**WHAT THE TASK ASKS**
Please repeat all of the listing exactly.

**DATA LINES**
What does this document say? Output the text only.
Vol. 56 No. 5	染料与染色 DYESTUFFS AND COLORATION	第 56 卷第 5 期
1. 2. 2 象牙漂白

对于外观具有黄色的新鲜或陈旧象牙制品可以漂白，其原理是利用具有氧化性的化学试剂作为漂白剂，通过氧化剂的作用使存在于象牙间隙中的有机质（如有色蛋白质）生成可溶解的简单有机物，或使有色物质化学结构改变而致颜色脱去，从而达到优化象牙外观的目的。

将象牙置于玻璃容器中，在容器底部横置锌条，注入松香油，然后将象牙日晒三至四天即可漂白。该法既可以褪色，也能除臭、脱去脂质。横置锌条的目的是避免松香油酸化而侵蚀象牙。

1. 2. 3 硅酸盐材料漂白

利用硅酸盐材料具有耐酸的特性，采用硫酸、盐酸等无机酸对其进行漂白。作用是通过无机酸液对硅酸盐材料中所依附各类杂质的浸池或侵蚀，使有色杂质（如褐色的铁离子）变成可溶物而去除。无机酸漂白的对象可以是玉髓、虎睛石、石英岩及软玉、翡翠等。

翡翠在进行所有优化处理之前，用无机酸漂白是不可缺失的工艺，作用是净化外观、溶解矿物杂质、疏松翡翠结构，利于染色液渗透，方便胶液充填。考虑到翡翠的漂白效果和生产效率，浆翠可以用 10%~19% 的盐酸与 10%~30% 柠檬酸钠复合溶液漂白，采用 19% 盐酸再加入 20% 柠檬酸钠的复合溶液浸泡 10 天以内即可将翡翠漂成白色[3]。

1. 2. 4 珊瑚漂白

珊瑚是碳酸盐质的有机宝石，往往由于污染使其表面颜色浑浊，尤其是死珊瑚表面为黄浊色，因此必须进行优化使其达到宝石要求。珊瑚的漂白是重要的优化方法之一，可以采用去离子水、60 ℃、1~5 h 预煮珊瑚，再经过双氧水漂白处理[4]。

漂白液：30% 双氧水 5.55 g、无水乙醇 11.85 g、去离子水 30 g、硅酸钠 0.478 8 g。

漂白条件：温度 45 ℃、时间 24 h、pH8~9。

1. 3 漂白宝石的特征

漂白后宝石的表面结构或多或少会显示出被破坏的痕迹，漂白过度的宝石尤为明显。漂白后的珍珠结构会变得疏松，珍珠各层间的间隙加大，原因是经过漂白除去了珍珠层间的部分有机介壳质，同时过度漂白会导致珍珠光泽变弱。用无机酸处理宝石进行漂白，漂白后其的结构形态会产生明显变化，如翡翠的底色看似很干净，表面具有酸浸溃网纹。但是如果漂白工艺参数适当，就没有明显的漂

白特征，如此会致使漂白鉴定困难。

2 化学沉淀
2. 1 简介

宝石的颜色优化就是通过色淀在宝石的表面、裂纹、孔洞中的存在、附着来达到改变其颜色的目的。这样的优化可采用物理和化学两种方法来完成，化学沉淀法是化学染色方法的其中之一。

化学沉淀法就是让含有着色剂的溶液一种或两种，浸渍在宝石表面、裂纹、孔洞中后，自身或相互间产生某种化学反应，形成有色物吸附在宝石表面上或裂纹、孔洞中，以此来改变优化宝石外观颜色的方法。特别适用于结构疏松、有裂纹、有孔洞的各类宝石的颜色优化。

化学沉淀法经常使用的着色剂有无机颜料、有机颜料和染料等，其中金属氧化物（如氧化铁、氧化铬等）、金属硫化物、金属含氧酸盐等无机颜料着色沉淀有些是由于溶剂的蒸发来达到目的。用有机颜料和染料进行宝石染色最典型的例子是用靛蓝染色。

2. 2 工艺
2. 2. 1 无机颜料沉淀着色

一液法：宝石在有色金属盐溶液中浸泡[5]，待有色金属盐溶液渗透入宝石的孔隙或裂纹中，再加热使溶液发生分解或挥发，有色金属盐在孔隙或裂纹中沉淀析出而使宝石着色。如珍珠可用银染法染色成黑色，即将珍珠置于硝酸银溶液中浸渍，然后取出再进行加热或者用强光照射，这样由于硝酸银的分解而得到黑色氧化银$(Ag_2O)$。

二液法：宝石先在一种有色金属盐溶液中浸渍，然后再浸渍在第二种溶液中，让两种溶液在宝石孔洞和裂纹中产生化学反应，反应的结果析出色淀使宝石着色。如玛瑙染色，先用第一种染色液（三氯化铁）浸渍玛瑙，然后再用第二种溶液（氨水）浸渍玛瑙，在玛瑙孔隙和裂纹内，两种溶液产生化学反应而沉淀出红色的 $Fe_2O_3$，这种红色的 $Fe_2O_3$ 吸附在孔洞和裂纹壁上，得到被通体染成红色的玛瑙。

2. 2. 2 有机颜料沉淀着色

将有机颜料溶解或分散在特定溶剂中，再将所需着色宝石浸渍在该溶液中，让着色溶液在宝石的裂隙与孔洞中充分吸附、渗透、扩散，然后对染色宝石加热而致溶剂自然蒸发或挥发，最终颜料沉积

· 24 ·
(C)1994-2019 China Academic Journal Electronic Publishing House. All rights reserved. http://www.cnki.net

**FULL ANSWER**
What does this document say? Output the text only.
Vol. 56 No. 5	染料与染色 DYESTUFFS AND COLORATION	第 56 卷第 5 期
1. 2. 2 象牙漂白

对于外观具有黄色的新鲜或陈旧象牙制品可以漂白，其原理是利用具有氧化性的化学试剂作为漂白剂，通过氧化剂的作用使存在于象牙间隙中的有机质（如有色蛋白质）生成可溶解的简单有机物，或使有色物质化学结构改变而致颜色脱去，从而达到优化象牙外观的目的。

将象牙置于玻璃容器中，在容器底部横置锌条，注入松香油，然后将象牙日晒三至四天即可漂白。该法既可以褪色，也能除臭、脱去脂质。横置锌条的目的是避免松香油酸化而侵蚀象牙。

1. 2. 3 硅酸盐材料漂白

利用硅酸盐材料具有耐酸的特性，采用硫酸、盐酸等无机酸对其进行漂白。作用是通过无机酸液对硅酸盐材料中所依附各类杂质的浸池或侵蚀，使有色杂质（如褐色的铁离子）变成可溶物而去除。无机酸漂白的对象可以是玉髓、虎睛石、石英岩及软玉、翡翠等。

翡翠在进行所有优化处理之前，用无机酸漂白是不可缺失的工艺，作用是净化外观、溶解矿物杂质、疏松翡翠结构，利于染色液渗透，方便胶液充填。考虑到翡翠的漂白效果和生产效率，浆翠可以用 10%~19% 的盐酸与 10%~30% 柠檬酸钠复合溶液漂白，采用 19% 盐酸再加入 20% 柠檬酸钠的复合溶液浸泡 10 天以内即可将翡翠漂成白色[3]。

1. 2. 4 珊瑚漂白

珊瑚是碳酸盐质的有机宝石，往往由于污染使其表面颜色浑浊，尤其是死珊瑚表面为黄浊色，因此必须进行优化使其达到宝石要求。珊瑚的漂白是重要的优化方法之一，可以采用去离子水、60 ℃、1~5 h 预煮珊瑚，再经过双氧水漂白处理[4]。

漂白液：30% 双氧水 5.55 g、无水乙醇 11.85 g、去离子水 30 g、硅酸钠 0.478 8 g。

漂白条件：温度 45 ℃、时间 24 h、pH8~9。

1. 3 漂白宝石的特征

漂白后宝石的表面结构或多或少会显示出被破坏的痕迹，漂白过度的宝石尤为明显。漂白后的珍珠结构会变得疏松，珍珠各层间的间隙加大，原因是经过漂白除去了珍珠层间的部分有机介壳质，同时过度漂白会导致珍珠光泽变弱。用无机酸处理宝石进行漂白，漂白后其的结构形态会产生明显变化，如翡翠的底色看似很干净，表面具有酸浸溃网纹。但是如果漂白工艺参数适当，就没有明显的漂

白特征，如此会致使漂白鉴定困难。

2 化学沉淀
2. 1 简介

宝石的颜色优化就是通过色淀在宝石的表面、裂纹、孔洞中的存在、附着来达到改变其颜色的目的。这样的优化可采用物理和化学两种方法来完成，化学沉淀法是化学染色方法的其中之一。

化学沉淀法就是让含有着色剂的溶液一种或两种，浸渍在宝石表面、裂纹、孔洞中后，自身或相互间产生某种化学反应，形成有色物吸附在宝石表面上或裂纹、孔洞中，以此来改变优化宝石外观颜色的方法。特别适用于结构疏松、有裂纹、有孔洞的各类宝石的颜色优化。

化学沉淀法经常使用的着色剂有无机颜料、有机颜料和染料等，其中金属氧化物（如氧化铁、氧化铬等）、金属硫化物、金属含氧酸盐等无机颜料着色沉淀有些是由于溶剂的蒸发来达到目的。用有机颜料和染料进行宝石染色最典型的例子是用靛蓝染色。

2. 2 工艺
2. 2. 1 无机颜料沉淀着色

一液法：宝石在有色金属盐溶液中浸泡[5]，待有色金属盐溶液渗透入宝石的孔隙或裂纹中，再加热使溶液发生分解或挥发，有色金属盐在孔隙或裂纹中沉淀析出而使宝石着色。如珍珠可用银染法染色成黑色，即将珍珠置于硝酸银溶液中浸渍，然后取出再进行加热或者用强光照射，这样由于硝酸银的分解而得到黑色氧化银$(Ag_2O)$。

二液法：宝石先在一种有色金属盐溶液中浸渍，然后再浸渍在第二种溶液中，让两种溶液在宝石孔洞和裂纹中产生化学反应，反应的结果析出色淀使宝石着色。如玛瑙染色，先用第一种染色液（三氯化铁）浸渍玛瑙，然后再用第二种溶液（氨水）浸渍玛瑙，在玛瑙孔隙和裂纹内，两种溶液产生化学反应而沉淀出红色的 $Fe_2O_3$，这种红色的 $Fe_2O_3$ 吸附在孔洞和裂纹壁上，得到被通体染成红色的玛瑙。

2. 2. 2 有机颜料沉淀着色

将有机颜料溶解或分散在特定溶剂中，再将所需着色宝石浸渍在该溶液中，让着色溶液在宝石的裂隙与孔洞中充分吸附、渗透、扩散，然后对染色宝石加热而致溶剂自然蒸发或挥发，最终颜料沉积

· 24 ·
(C)1994-2019 China Academic Journal Electronic Publishing House. All rights reserved. http://www.cnki.net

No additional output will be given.